(Stored entries)
************

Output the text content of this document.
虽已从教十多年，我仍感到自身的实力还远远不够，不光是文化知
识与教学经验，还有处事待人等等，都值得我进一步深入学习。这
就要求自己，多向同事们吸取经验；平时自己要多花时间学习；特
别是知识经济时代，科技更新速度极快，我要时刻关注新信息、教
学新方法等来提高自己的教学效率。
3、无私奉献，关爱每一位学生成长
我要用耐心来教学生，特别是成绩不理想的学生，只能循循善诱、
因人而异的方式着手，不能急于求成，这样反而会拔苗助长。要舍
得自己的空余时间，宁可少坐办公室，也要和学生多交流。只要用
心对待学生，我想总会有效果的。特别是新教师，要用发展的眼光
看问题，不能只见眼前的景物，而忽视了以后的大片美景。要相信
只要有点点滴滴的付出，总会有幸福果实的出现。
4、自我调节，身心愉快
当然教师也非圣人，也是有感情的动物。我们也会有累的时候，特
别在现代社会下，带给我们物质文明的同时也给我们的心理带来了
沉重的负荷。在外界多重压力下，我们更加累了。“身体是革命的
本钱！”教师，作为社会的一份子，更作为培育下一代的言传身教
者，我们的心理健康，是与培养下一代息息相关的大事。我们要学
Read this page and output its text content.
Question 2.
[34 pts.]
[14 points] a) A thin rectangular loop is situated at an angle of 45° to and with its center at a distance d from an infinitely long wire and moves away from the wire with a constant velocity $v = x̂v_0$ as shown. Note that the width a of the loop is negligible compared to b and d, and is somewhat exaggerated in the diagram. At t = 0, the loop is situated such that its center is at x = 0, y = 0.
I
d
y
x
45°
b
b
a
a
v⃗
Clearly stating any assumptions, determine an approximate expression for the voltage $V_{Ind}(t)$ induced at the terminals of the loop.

************

Goal:
Would you give again, word for word, every line from the one with "Read this page and output its text content." through the final line of the listing above?

Task solution:
Read this page and output its text content.
Question 2.
[34 pts.]
[14 points] a) A thin rectangular loop is situated at an angle of 45° to and with its center at a distance d from an infinitely long wire and moves away from the wire with a constant velocity $v = x̂v_0$ as shown. Note that the width a of the loop is negligible compared to b and d, and is somewhat exaggerated in the diagram. At t = 0, the loop is situated such that its center is at x = 0, y = 0.
I
d
y
x
45°
b
b
a
a
v⃗
Clearly stating any assumptions, determine an approximate expression for the voltage $V_{Ind}(t)$ induced at the terminals of the loop.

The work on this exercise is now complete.